# EXERCISE DIRECTIONS
Give only the number of lines in the listing below where the string "never" occurs.

□ □ □ □ □ □ □

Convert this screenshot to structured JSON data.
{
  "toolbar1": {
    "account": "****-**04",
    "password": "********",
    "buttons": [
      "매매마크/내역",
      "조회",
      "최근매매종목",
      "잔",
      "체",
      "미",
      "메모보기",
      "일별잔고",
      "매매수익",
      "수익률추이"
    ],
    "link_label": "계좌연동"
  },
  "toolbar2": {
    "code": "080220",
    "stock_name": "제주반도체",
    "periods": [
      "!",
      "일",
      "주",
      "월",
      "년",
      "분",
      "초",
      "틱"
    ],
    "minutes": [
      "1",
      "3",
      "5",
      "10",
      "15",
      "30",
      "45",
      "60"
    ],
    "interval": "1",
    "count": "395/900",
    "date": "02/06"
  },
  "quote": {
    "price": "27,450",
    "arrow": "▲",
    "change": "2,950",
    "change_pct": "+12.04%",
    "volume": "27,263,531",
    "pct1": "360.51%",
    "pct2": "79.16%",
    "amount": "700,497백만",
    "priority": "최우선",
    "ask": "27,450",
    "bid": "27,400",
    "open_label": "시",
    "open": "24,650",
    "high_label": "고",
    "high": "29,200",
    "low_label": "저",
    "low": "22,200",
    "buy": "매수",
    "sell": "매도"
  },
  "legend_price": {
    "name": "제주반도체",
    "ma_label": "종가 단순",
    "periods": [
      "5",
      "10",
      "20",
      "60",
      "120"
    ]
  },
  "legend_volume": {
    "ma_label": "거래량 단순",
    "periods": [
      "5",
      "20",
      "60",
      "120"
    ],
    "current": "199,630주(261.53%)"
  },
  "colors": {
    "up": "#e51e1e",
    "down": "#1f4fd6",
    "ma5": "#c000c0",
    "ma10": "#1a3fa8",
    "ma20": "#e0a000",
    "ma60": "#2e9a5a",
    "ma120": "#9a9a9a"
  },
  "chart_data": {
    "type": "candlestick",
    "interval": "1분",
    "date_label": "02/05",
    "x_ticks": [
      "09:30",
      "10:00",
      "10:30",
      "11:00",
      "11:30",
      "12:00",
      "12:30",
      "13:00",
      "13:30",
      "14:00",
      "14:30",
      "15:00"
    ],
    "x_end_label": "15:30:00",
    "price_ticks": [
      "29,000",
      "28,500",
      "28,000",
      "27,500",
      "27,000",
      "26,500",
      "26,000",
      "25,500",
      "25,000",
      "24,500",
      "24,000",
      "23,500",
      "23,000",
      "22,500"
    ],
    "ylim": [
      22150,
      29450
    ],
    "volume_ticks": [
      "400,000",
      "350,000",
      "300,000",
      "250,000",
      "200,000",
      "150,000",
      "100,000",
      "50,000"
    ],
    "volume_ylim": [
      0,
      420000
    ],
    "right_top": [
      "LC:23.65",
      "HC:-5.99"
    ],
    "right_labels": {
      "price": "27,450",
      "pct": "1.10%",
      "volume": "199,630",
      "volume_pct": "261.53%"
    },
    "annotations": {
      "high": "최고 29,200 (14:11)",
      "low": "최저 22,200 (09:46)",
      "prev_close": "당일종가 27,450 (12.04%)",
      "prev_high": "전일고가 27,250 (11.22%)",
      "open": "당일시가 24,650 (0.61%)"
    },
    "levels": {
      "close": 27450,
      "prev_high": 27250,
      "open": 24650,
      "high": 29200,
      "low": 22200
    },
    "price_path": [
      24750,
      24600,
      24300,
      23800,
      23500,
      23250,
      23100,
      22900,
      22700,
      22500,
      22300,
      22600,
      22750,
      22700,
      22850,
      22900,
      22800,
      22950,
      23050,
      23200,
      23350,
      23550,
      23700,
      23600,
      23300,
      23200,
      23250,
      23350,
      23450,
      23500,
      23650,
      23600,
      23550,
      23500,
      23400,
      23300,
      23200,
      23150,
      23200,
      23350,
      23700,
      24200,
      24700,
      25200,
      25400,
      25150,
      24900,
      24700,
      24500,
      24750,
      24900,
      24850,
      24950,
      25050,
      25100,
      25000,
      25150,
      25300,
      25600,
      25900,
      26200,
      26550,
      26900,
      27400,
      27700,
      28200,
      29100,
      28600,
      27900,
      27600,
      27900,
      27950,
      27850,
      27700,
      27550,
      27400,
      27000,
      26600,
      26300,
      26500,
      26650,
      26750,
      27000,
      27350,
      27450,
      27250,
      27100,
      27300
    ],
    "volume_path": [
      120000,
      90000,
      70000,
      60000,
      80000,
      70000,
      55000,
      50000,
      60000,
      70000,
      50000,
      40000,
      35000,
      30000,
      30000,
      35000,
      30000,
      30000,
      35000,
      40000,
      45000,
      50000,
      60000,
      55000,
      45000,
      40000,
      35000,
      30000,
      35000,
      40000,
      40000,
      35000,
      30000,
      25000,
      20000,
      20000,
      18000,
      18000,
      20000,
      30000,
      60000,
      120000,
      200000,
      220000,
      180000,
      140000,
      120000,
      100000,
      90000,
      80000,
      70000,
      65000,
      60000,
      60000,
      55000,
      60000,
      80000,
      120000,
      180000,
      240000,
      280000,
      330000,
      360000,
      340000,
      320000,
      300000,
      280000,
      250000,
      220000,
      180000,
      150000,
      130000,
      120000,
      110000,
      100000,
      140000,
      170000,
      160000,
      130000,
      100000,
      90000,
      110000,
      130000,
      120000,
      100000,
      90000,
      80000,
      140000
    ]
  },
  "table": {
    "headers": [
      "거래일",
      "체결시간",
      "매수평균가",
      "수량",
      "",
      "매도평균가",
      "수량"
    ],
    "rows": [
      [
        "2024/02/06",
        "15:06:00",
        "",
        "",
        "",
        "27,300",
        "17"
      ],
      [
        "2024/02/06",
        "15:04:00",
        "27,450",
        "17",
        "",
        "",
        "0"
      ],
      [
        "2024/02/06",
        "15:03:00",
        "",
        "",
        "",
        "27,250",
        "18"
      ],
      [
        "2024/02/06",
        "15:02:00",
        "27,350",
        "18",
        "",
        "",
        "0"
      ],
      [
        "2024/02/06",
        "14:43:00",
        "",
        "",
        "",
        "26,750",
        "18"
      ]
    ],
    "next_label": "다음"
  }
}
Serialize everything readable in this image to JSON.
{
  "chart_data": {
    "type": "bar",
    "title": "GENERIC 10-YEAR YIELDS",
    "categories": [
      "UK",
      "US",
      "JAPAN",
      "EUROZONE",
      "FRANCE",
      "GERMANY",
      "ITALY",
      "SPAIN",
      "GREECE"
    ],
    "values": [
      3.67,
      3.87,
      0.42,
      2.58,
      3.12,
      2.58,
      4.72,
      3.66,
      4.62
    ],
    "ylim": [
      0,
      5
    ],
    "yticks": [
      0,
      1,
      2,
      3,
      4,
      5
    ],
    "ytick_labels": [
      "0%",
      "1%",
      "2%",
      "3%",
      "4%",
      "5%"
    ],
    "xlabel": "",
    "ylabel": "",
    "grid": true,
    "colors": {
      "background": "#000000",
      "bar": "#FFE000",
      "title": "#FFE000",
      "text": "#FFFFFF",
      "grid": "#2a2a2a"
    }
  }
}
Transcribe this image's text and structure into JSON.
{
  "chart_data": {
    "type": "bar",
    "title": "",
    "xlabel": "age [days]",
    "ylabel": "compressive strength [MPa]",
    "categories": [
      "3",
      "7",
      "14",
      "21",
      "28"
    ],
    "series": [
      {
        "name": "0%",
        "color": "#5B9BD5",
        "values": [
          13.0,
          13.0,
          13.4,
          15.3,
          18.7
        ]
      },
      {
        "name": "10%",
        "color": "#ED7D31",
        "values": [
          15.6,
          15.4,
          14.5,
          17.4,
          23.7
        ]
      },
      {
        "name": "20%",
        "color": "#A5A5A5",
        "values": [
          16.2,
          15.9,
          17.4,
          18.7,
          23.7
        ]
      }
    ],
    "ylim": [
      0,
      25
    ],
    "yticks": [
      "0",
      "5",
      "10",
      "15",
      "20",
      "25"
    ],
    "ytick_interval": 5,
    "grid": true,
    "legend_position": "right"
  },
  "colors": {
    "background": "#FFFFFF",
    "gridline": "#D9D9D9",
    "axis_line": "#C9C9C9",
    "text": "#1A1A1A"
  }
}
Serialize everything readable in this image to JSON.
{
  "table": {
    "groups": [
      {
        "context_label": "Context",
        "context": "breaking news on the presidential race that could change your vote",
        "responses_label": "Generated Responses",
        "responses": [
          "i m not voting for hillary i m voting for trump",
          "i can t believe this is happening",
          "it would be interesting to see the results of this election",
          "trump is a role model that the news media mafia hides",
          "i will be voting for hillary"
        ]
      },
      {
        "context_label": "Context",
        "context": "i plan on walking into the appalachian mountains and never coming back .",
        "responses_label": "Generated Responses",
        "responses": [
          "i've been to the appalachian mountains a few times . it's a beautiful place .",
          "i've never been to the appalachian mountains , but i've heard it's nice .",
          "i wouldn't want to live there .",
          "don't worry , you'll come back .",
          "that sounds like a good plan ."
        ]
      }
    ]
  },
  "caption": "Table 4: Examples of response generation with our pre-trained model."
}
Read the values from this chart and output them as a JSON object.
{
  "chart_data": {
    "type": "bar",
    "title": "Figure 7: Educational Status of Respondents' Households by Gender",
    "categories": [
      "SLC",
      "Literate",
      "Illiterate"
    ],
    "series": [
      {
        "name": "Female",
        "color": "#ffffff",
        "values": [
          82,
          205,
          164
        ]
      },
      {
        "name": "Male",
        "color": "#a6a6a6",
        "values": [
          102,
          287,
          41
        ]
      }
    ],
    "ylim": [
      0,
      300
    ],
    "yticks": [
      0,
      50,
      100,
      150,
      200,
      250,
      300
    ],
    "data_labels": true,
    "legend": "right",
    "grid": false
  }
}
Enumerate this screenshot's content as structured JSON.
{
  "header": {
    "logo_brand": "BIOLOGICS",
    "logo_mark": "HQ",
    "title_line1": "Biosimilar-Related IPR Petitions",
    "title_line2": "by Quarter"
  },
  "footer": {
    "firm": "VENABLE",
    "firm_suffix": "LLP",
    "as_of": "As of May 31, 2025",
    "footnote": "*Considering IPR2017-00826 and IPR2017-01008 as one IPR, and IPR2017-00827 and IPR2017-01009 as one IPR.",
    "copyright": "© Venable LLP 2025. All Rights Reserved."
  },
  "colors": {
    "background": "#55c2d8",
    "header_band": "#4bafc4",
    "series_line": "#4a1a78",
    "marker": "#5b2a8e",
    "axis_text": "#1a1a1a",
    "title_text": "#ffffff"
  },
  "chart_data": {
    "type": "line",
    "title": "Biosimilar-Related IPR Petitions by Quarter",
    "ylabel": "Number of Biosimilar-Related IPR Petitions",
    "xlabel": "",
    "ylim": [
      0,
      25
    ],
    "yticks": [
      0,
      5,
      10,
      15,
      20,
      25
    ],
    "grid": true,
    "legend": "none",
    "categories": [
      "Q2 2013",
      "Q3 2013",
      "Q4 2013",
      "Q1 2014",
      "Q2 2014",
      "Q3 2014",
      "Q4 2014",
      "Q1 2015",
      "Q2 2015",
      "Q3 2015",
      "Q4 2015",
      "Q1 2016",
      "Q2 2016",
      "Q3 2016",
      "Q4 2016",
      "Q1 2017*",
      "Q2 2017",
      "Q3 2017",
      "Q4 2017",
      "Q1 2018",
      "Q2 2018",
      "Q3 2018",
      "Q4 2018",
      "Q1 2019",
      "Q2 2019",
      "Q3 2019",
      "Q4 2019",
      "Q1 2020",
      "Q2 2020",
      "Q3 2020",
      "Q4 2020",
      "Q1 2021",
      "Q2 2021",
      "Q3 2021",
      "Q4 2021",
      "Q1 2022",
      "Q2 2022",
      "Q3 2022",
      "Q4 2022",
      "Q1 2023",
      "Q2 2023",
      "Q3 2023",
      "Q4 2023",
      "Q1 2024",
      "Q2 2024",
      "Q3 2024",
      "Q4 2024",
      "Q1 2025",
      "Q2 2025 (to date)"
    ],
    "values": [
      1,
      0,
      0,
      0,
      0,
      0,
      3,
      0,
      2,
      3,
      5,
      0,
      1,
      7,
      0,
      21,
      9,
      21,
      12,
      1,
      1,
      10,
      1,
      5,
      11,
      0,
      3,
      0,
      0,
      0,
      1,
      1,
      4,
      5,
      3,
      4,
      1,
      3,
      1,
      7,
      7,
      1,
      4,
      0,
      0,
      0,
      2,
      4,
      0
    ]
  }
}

□ □ □ □ □ □ □

# TASK RESULT
2